*Brief:*
Reply with only the number of lines that contain the string "مطلوب".

*Data shown:*
<<<<

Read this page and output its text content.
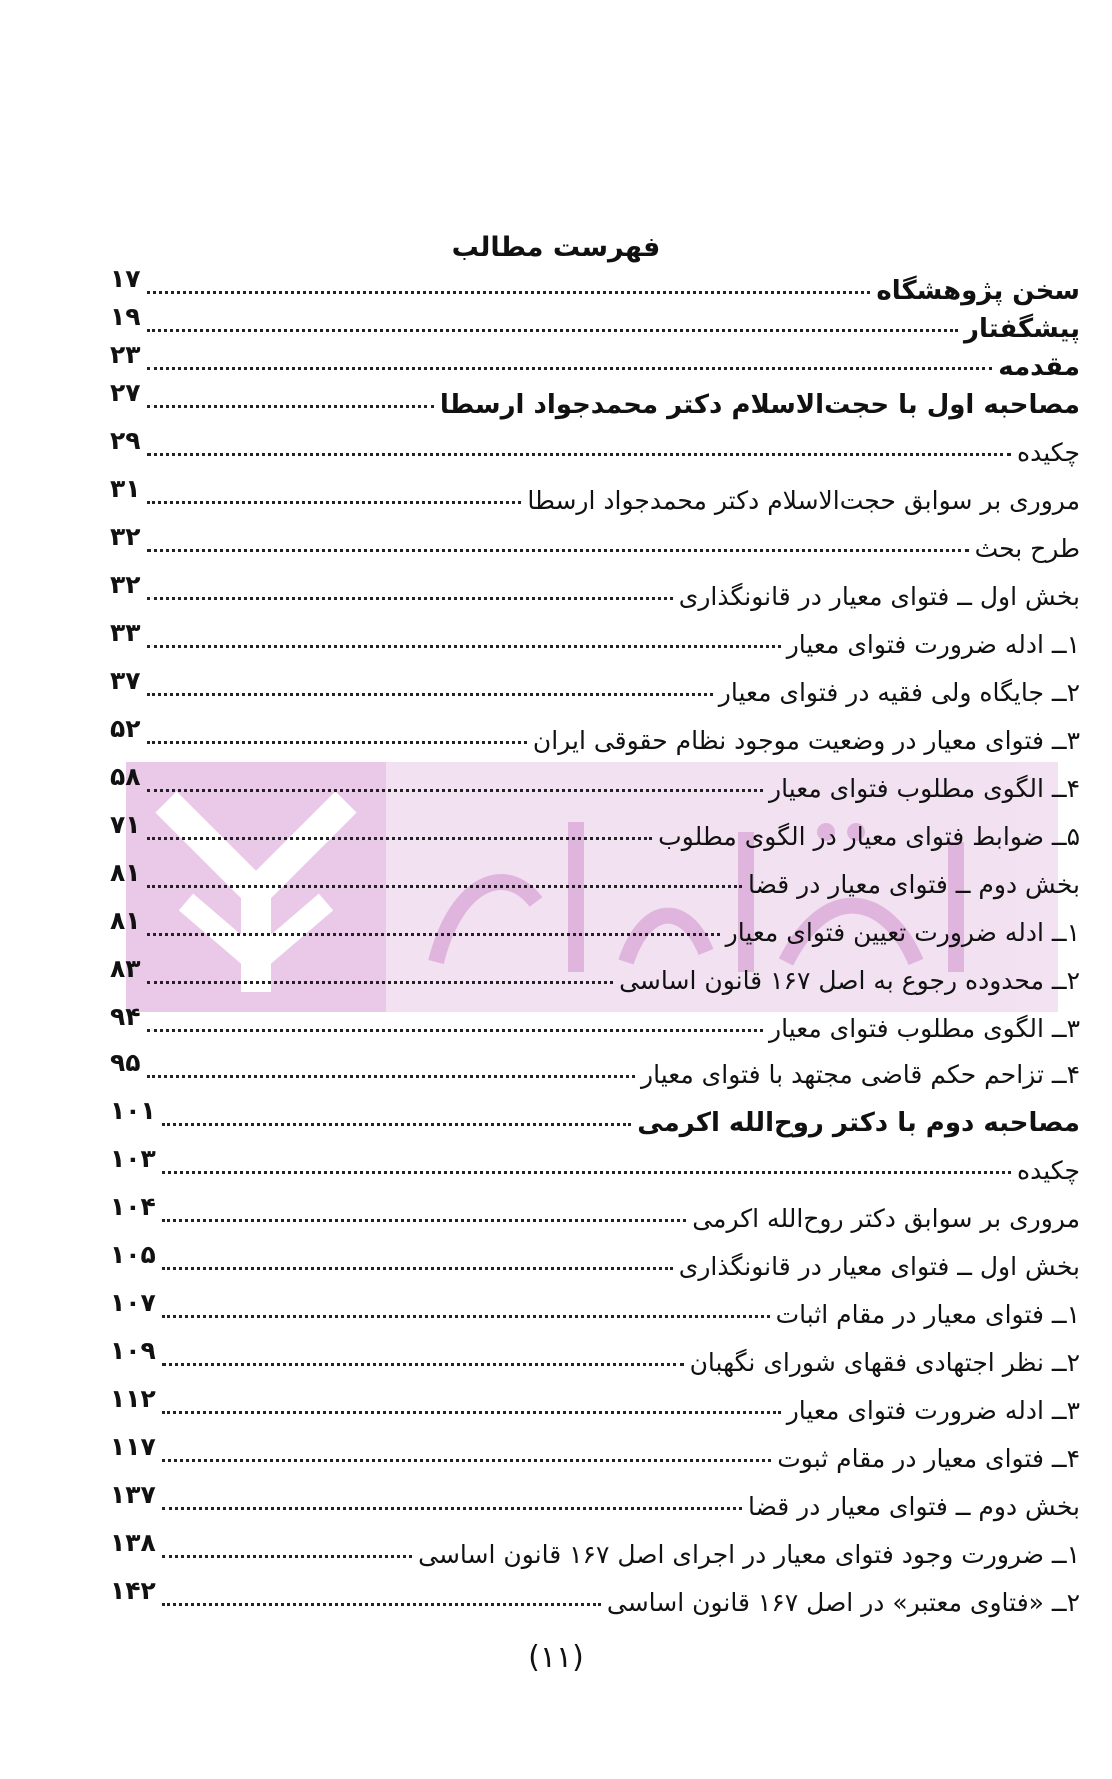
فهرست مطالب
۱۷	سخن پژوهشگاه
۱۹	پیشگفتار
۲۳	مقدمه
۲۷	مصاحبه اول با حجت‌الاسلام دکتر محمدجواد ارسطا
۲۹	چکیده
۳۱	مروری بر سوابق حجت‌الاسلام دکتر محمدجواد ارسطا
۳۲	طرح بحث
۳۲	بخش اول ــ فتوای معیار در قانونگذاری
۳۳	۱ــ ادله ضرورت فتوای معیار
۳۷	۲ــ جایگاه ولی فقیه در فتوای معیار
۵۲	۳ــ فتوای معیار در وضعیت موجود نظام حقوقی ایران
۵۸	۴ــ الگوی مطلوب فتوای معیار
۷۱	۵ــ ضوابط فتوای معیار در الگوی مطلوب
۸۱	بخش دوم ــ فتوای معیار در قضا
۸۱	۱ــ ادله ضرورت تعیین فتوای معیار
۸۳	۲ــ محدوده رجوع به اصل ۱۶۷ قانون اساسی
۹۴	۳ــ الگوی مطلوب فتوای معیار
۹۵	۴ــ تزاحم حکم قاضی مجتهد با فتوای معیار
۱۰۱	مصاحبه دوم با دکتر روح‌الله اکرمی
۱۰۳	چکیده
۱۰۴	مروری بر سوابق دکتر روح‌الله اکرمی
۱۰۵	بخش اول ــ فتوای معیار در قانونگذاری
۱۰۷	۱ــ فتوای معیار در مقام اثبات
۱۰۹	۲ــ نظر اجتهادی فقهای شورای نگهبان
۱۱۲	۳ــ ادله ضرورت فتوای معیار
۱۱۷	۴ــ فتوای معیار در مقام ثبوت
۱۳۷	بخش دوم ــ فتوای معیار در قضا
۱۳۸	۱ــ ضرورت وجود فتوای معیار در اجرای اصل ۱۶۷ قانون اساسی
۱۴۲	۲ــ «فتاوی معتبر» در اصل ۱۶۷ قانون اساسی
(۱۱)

>>>>
<<<<

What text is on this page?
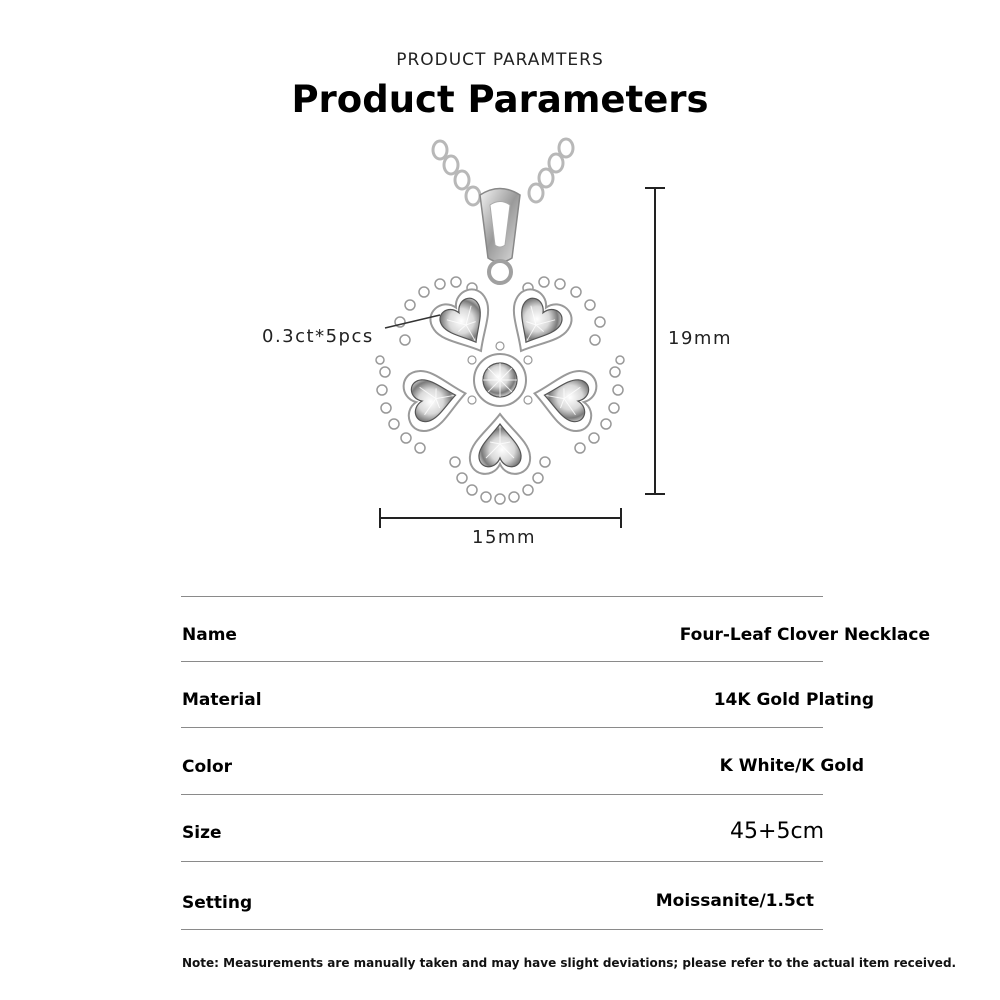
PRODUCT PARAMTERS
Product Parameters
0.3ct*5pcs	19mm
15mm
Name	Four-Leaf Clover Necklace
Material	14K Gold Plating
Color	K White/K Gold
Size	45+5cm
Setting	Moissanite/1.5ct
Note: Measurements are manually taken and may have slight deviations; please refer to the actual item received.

>>>>
<<<<

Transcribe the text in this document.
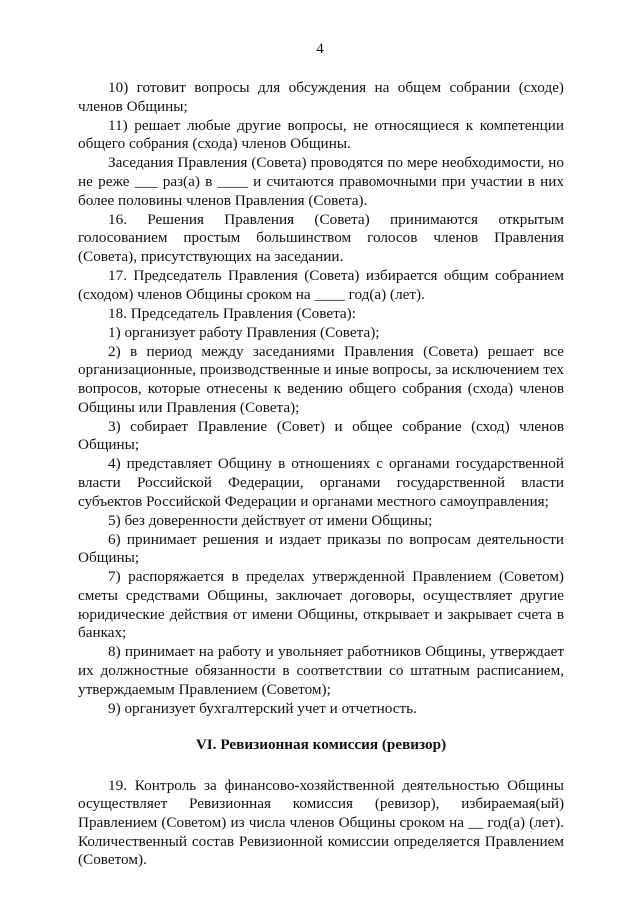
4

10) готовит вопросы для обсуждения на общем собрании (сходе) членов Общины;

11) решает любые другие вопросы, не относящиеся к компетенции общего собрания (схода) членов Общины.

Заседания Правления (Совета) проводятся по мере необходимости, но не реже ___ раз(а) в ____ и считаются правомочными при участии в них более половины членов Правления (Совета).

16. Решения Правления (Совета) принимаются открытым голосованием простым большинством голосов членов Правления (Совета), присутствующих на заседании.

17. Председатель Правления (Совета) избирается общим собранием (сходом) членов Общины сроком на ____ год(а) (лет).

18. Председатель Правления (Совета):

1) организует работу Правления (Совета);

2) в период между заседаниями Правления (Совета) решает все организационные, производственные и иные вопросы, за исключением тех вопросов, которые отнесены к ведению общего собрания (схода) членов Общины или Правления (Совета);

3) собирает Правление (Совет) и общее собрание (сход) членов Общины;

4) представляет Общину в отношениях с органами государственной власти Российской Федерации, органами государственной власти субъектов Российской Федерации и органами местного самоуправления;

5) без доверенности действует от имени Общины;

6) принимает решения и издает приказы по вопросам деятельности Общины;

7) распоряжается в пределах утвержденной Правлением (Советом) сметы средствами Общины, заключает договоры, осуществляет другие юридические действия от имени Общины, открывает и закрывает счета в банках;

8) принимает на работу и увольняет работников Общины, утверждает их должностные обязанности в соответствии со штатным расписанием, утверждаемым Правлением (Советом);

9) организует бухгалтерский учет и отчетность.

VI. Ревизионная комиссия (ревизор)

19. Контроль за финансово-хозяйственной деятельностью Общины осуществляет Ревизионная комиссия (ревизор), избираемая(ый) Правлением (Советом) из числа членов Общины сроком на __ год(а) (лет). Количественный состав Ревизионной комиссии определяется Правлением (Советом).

>>>>

*Task response:*
3